■ Entries:
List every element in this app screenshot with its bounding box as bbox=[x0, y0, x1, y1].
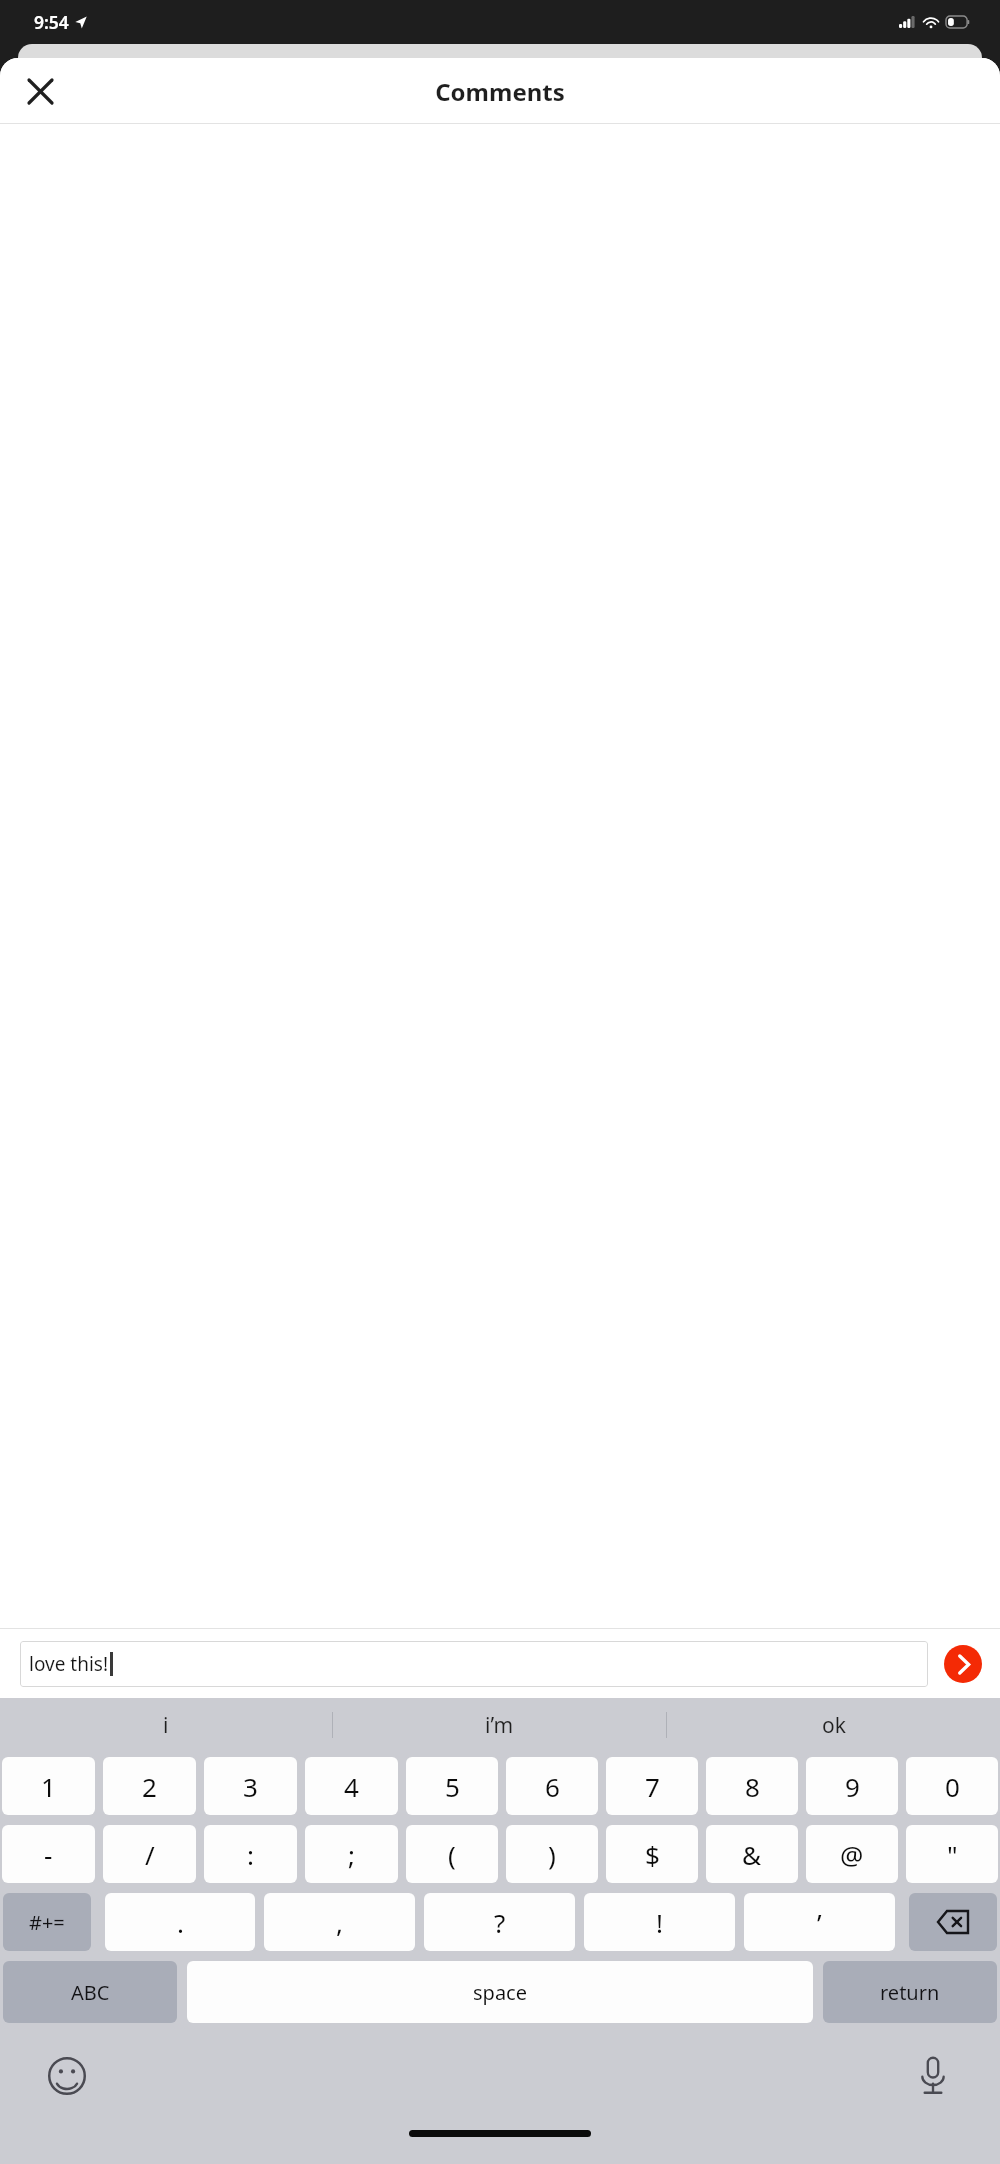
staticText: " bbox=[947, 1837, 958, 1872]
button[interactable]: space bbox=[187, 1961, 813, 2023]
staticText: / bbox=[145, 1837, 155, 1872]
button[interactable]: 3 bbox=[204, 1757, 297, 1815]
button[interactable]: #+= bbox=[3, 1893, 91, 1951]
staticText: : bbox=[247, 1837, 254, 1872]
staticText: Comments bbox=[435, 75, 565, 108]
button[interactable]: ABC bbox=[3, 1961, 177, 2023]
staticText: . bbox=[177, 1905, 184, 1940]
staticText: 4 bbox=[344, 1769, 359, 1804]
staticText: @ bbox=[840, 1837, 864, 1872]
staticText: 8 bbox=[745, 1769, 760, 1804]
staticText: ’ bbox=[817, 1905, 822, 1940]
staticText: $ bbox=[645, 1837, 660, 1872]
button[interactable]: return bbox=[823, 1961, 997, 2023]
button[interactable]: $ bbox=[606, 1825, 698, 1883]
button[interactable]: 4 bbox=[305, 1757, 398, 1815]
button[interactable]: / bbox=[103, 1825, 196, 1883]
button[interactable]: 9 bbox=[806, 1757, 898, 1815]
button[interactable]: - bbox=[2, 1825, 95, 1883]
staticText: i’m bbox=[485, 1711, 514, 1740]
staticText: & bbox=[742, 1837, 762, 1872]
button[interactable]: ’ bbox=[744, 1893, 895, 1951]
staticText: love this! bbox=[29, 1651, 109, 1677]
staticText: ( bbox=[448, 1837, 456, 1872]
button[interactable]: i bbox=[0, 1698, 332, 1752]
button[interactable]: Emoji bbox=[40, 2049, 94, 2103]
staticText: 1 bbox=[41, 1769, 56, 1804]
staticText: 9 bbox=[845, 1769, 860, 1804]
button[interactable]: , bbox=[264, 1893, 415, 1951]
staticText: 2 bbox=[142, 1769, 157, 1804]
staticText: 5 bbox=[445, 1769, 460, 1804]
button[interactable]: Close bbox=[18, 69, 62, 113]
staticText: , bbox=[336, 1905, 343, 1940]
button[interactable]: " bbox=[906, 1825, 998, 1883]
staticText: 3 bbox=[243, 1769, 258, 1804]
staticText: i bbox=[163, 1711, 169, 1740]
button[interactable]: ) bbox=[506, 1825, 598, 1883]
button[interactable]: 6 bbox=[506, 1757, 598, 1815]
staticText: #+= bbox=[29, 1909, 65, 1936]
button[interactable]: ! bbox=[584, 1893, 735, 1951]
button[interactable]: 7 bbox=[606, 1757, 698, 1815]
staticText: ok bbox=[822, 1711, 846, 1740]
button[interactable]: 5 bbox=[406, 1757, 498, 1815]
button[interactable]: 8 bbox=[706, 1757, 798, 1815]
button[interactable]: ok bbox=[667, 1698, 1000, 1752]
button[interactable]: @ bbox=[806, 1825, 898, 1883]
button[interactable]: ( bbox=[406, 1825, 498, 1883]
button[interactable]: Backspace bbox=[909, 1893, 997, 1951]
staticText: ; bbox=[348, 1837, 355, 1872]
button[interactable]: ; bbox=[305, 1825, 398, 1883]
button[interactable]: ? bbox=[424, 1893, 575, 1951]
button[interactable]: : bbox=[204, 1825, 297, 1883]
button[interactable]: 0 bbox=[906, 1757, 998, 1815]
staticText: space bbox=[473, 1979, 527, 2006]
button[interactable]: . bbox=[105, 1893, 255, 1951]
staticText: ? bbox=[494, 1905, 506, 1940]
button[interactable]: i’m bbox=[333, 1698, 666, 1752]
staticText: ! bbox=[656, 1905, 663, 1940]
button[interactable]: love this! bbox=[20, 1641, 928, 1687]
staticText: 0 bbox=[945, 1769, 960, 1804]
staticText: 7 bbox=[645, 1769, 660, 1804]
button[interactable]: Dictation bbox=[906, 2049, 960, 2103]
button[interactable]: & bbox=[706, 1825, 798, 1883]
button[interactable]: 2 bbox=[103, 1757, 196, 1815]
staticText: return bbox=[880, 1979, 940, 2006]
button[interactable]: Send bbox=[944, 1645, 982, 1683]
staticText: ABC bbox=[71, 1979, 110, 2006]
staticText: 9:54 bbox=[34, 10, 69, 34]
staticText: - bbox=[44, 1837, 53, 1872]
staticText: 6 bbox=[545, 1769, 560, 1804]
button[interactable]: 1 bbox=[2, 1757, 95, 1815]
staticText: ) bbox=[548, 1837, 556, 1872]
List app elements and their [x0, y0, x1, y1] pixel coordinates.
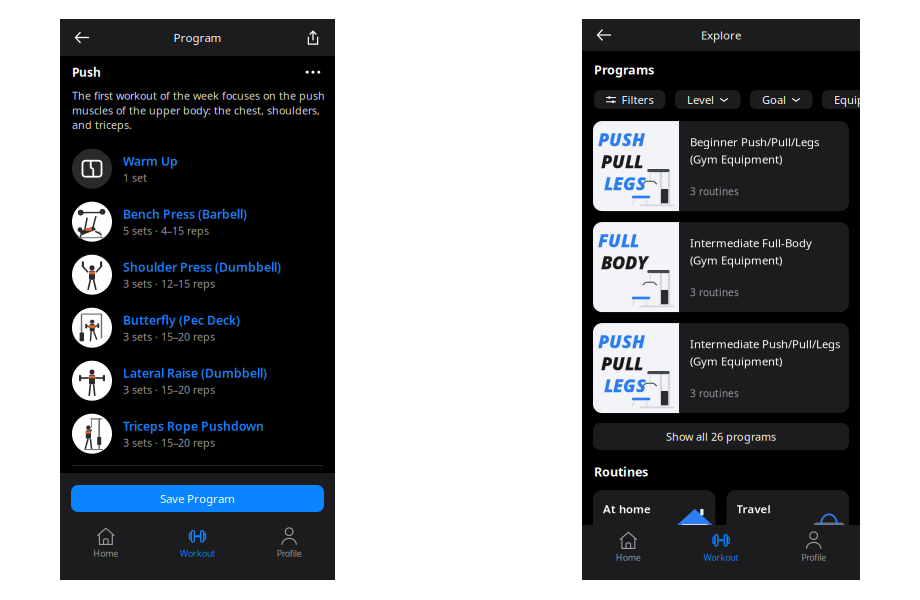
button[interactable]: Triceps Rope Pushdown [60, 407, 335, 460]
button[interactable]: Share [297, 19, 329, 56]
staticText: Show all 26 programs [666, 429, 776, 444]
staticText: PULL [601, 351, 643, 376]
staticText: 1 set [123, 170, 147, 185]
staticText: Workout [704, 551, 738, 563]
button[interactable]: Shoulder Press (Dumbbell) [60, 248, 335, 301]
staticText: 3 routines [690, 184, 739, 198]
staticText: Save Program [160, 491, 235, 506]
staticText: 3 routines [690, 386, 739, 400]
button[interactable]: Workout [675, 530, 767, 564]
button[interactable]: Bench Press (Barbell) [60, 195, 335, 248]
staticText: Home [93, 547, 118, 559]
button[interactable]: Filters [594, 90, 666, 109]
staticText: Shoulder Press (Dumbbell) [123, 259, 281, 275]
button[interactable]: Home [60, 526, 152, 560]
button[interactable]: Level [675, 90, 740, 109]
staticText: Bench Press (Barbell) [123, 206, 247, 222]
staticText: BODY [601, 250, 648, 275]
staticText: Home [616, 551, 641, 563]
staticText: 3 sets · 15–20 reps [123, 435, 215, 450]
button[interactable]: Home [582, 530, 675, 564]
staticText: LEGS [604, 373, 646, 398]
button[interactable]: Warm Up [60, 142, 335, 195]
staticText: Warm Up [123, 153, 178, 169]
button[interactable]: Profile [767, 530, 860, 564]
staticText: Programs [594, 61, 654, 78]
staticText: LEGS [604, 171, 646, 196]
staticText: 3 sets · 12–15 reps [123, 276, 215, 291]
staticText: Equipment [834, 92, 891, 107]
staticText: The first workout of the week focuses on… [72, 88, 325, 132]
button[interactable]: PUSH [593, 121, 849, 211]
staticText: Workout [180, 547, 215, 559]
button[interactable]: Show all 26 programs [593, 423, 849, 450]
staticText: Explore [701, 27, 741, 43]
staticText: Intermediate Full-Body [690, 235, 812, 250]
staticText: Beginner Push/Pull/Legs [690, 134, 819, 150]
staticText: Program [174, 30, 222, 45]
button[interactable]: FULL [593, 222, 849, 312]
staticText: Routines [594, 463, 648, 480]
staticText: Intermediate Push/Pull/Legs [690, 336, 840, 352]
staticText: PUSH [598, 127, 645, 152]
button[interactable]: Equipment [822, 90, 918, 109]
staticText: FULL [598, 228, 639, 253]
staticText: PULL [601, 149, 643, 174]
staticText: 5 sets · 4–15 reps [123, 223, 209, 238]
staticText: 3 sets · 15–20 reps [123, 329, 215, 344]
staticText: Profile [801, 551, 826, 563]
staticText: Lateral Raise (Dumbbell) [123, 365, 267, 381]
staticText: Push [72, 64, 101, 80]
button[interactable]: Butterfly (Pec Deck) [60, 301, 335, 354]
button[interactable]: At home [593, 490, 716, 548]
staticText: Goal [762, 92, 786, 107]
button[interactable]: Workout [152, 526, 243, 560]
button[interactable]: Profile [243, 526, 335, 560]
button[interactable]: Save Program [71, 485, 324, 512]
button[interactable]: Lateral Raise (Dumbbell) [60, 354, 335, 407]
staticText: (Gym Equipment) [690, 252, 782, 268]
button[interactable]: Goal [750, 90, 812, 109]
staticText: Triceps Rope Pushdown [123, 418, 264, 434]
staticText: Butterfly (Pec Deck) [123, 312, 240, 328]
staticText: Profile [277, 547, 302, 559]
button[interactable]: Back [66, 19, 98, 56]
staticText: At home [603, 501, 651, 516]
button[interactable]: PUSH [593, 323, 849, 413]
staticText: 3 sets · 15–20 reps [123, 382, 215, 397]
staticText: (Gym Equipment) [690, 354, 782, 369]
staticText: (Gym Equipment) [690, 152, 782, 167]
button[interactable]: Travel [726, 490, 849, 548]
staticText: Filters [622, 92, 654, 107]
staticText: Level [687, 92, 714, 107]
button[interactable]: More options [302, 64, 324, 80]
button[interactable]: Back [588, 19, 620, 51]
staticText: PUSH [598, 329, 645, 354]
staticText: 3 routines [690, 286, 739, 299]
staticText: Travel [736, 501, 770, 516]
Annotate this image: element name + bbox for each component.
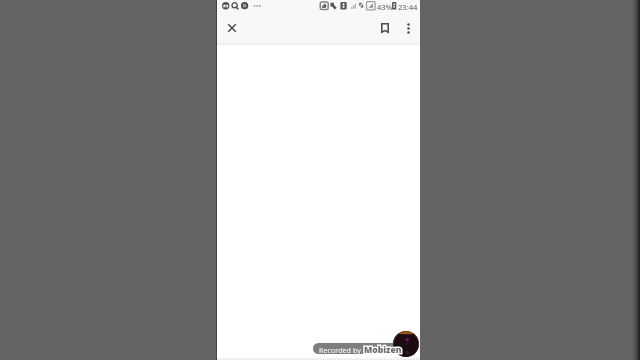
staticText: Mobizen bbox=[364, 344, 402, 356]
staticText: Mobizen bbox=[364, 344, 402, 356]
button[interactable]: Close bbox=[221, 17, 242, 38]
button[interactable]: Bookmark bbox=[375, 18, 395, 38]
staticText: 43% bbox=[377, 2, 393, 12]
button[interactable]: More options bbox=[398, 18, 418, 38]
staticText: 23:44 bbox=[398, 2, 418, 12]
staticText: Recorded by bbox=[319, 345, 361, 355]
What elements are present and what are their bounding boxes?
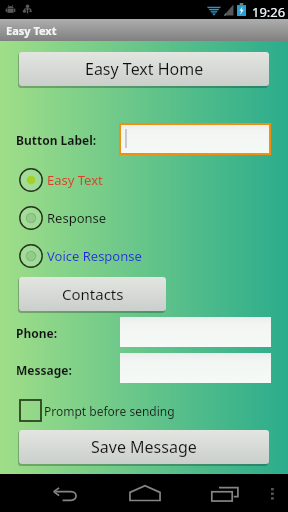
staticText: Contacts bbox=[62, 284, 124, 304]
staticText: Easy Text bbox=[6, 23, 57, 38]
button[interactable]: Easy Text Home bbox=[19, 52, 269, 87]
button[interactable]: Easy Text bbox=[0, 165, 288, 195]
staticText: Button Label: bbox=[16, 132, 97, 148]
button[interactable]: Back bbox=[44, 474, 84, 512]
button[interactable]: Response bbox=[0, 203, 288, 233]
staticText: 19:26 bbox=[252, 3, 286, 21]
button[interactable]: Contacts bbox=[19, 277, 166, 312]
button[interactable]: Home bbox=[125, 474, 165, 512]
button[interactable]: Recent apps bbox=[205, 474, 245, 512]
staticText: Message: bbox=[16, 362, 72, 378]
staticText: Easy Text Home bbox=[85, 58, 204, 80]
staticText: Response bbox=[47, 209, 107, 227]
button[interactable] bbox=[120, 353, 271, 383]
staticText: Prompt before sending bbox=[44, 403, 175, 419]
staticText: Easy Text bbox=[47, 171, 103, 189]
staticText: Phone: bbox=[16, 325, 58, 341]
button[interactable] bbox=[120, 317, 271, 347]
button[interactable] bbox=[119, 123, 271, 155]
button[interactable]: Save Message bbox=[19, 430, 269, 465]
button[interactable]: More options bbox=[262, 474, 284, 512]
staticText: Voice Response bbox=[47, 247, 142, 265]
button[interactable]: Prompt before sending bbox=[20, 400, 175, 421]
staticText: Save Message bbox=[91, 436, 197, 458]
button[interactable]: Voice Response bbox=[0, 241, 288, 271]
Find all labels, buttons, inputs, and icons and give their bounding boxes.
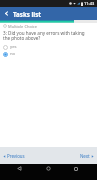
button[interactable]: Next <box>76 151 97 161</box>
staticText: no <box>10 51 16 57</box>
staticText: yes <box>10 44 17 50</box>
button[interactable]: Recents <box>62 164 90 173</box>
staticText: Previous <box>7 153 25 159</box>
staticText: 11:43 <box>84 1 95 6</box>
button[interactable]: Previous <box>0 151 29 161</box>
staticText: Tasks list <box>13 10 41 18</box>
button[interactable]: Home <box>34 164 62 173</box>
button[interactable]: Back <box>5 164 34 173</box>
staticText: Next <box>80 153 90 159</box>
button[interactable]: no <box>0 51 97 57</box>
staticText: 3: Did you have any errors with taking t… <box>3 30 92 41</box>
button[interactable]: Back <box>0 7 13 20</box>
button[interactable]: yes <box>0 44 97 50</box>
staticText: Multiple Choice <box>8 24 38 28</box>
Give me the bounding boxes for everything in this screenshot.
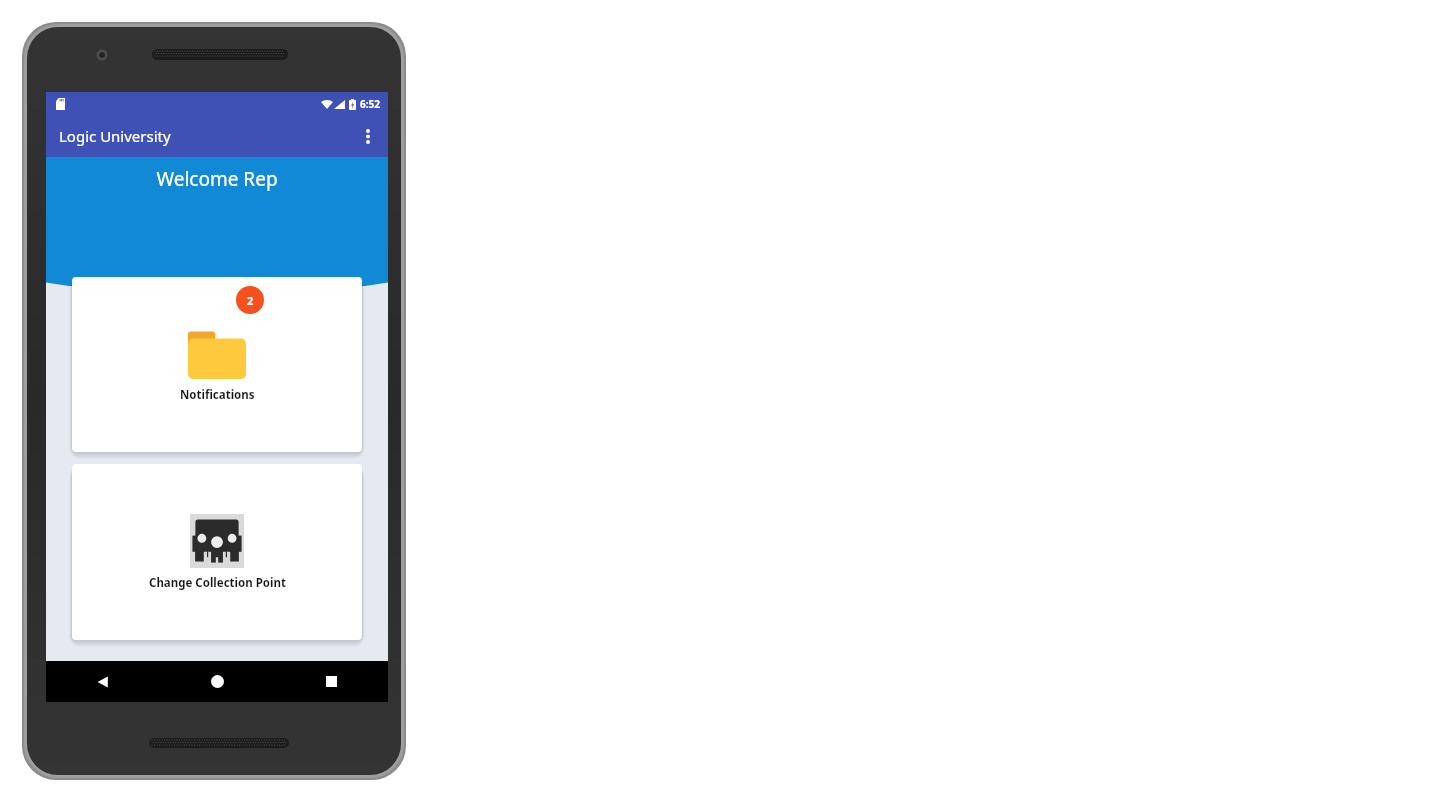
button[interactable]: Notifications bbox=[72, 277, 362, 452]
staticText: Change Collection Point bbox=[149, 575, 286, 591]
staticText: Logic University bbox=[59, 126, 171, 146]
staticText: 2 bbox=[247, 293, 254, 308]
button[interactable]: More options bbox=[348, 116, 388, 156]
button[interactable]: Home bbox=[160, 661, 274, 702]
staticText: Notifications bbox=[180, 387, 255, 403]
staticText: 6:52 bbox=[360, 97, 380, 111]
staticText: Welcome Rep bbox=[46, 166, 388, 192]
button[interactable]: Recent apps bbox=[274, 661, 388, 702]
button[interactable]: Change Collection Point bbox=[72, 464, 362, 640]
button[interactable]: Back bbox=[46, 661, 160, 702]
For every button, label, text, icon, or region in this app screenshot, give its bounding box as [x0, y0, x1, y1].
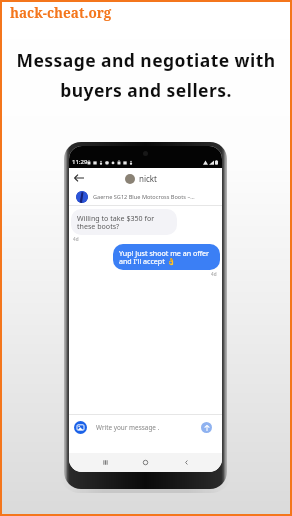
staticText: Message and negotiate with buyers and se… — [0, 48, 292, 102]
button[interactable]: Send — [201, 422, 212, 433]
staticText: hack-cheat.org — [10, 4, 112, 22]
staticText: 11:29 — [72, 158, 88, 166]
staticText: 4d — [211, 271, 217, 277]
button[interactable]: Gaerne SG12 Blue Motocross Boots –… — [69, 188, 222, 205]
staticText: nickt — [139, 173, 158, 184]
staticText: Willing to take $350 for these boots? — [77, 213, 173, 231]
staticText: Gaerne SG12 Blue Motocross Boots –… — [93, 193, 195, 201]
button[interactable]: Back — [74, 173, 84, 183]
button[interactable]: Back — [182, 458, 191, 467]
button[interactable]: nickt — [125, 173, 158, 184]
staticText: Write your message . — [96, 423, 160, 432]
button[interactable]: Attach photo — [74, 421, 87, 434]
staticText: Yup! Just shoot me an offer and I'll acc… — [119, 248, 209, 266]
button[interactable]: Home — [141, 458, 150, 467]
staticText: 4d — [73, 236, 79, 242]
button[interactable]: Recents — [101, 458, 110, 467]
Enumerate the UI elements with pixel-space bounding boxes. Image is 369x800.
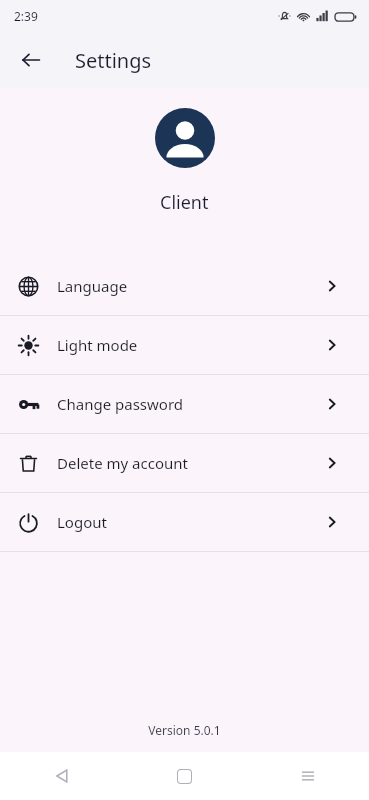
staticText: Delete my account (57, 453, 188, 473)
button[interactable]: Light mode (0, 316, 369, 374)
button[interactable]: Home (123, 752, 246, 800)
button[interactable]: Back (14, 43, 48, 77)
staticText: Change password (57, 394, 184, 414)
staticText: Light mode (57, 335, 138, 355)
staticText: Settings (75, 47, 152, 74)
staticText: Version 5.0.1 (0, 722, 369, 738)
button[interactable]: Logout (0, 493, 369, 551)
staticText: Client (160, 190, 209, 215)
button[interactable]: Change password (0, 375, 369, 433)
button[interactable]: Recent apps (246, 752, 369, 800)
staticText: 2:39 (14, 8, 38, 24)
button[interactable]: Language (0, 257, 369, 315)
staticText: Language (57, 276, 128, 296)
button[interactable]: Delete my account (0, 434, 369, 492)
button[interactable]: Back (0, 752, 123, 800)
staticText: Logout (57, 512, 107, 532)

■ What the task requires: Please change every "Delete my account" to "Remove my account" in the entries from the line containing "staticText: Message and" through the last entry, both included, and give those lines back with everything else the same. Leave the pictures out.

■ Task output:
staticText: Message and negotiate with buyers and se… — [0, 48, 292, 102]
button[interactable]: Send — [201, 422, 212, 433]
staticText: hack-cheat.org — [10, 4, 112, 22]
staticText: 11:29 — [72, 158, 88, 166]
staticText: 4d — [211, 271, 217, 277]
button[interactable]: Gaerne SG12 Blue Motocross Boots –… — [69, 188, 222, 205]
staticText: nickt — [139, 173, 158, 184]
staticText: Willing to take $350 for these boots? — [77, 213, 173, 231]
staticText: Gaerne SG12 Blue Motocross Boots –… — [93, 193, 195, 201]
button[interactable]: Back — [74, 173, 84, 183]
button[interactable]: Back — [182, 458, 191, 467]
button[interactable]: nickt — [125, 173, 158, 184]
staticText: Write your message . — [96, 423, 160, 432]
button[interactable]: Attach photo — [74, 421, 87, 434]
staticText: Yup! Just shoot me an offer and I'll acc… — [119, 248, 209, 266]
button[interactable]: Home — [141, 458, 150, 467]
staticText: 4d — [73, 236, 79, 242]
button[interactable]: Recents — [101, 458, 110, 467]
Enumerate the UI elements with pixel-space bounding boxes. Image is 369x800.
staticText: Remove my account (57, 453, 188, 473)
button[interactable]: Light mode (0, 316, 369, 374)
button[interactable]: Home (123, 752, 246, 800)
button[interactable]: Back (14, 43, 48, 77)
staticText: Change password (57, 394, 184, 414)
staticText: Light mode (57, 335, 138, 355)
staticText: Settings (75, 47, 152, 74)
staticText: Version 5.0.1 (0, 722, 369, 738)
button[interactable]: Logout (0, 493, 369, 551)
staticText: Client (160, 190, 209, 215)
button[interactable]: Change password (0, 375, 369, 433)
button[interactable]: Recent apps (246, 752, 369, 800)
staticText: 2:39 (14, 8, 38, 24)
button[interactable]: Language (0, 257, 369, 315)
staticText: Language (57, 276, 128, 296)
button[interactable]: Remove my account (0, 434, 369, 492)
button[interactable]: Back (0, 752, 123, 800)
staticText: Logout (57, 512, 107, 532)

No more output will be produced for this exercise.